The most abundant tocopherol in durum wheat (Triticum turgidum) was α-tocopherol (approximately: 10 µg/g dm), the most abundant tocotrienol was β-tocotrienol (approximately: 30 µg/g dm). The β-tocotrienol/tocopherol ratio was 3 (Hidalgo et al, 2006).

A review on tocopherols in wheat (common, durum, soft, einkorn and dinkel wheat) report a variation between 7 and 20 mg/kg for α-tocopherol, 2 and 10 mg/kg for β-tocopherol, 3 and 25 mg/kg for α-tocotrienol and 15 and 80 mg/kg for β-tocotrienol (Tiwari and Cummins, 2009). They also report that tocopherols and β-tocotrienol is most abundant in the germ and that the tocotrienols are abundant also in the pericarp, aleurone layer, sub-aleurone layer and the endosperm. The level of accumulation of tocopherols is influenced by several factors such as geno-type, environment, agronomic inputs and the interaction of these factors (Tiwari and Cummins, 2009). This large variation in amount clearly indicates that the to-copherol and tocotrienol content varies among wheat species.

→ **Stored data**
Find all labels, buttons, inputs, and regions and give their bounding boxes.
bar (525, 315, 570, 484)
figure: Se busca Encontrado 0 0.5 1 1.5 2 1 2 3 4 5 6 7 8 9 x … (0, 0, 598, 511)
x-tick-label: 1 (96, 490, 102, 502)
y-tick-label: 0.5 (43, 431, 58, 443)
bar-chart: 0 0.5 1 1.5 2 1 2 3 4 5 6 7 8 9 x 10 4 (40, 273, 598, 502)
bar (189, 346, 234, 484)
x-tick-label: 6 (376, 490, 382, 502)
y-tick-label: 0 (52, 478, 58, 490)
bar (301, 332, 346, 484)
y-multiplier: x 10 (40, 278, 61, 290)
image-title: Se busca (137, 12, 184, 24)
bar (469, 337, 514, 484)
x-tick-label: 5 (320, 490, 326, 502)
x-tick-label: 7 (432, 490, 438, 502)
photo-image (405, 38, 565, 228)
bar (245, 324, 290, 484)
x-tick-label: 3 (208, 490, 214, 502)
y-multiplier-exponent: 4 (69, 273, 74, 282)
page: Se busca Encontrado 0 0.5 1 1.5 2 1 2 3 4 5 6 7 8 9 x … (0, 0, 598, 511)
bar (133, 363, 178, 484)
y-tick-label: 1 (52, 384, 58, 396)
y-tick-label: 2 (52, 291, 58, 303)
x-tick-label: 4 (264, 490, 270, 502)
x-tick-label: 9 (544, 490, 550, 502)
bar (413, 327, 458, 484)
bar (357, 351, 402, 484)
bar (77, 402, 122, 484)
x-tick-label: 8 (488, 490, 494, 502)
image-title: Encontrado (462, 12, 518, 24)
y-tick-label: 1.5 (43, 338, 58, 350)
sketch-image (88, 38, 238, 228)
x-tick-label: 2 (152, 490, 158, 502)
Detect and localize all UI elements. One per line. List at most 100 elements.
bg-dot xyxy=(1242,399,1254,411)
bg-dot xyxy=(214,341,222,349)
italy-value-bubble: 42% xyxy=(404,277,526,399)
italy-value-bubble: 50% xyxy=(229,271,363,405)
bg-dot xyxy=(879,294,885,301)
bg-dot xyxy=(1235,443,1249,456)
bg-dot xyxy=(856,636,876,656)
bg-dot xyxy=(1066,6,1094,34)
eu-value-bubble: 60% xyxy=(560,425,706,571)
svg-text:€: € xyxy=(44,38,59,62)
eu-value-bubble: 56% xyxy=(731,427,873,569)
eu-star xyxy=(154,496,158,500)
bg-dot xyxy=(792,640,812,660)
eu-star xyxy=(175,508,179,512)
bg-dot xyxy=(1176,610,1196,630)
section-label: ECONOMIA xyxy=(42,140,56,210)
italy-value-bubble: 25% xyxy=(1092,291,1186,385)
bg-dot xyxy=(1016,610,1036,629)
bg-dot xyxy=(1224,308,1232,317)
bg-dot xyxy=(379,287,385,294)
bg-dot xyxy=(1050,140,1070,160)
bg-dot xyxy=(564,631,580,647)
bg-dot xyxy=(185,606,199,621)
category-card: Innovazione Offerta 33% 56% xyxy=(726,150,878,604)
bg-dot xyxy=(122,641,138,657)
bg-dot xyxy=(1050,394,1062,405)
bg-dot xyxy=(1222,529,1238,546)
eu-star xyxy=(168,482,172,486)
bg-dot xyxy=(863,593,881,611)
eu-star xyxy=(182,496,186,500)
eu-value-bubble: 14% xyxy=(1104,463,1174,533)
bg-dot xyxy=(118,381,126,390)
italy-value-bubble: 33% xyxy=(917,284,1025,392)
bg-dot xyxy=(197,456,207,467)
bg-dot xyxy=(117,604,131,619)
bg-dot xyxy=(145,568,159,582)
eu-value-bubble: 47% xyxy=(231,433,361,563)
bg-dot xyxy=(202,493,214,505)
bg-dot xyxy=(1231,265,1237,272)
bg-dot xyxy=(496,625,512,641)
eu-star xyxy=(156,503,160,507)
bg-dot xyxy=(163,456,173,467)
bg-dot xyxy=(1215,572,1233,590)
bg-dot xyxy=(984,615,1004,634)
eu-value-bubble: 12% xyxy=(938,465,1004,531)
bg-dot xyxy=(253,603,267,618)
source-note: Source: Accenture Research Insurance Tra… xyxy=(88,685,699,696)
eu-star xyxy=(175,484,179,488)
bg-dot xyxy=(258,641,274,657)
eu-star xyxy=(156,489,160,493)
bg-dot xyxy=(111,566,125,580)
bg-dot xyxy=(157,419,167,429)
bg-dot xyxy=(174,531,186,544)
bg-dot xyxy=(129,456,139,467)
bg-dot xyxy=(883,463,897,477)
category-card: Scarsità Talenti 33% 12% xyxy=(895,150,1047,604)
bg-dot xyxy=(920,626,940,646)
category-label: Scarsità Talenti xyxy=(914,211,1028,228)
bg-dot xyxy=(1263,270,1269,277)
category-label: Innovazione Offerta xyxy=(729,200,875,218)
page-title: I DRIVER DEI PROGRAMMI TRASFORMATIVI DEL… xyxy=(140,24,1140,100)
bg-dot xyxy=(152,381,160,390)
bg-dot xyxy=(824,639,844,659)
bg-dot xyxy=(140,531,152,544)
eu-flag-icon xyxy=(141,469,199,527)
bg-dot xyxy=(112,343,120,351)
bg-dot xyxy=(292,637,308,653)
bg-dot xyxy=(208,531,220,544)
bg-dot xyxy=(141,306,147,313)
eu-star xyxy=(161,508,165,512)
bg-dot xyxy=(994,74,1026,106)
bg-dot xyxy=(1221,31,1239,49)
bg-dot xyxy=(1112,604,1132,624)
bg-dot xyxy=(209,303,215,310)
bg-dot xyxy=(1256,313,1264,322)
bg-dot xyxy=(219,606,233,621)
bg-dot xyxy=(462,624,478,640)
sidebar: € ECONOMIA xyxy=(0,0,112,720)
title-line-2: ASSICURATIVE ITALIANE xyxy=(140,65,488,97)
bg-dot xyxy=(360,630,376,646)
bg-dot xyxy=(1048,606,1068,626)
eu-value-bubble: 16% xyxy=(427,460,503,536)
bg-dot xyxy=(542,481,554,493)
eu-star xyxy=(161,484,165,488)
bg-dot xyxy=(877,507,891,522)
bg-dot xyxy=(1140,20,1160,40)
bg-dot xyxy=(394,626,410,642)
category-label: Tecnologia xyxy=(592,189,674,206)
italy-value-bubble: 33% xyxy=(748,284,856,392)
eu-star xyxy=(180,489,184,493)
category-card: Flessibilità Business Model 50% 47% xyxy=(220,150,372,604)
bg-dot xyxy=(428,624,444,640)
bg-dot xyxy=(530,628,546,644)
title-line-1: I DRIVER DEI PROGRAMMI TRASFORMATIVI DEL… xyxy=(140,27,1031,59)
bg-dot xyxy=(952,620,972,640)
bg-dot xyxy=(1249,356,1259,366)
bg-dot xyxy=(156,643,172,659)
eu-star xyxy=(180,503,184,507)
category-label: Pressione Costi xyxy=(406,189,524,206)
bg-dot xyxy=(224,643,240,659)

→ **What you need to do**
Please state which tocotrienol the text on wheat tocopherols names as the most abundant in durum wheat, and at what approximate level.

→ **Your solution**
β-tocotrienol, at approximately 30 µg/g dm.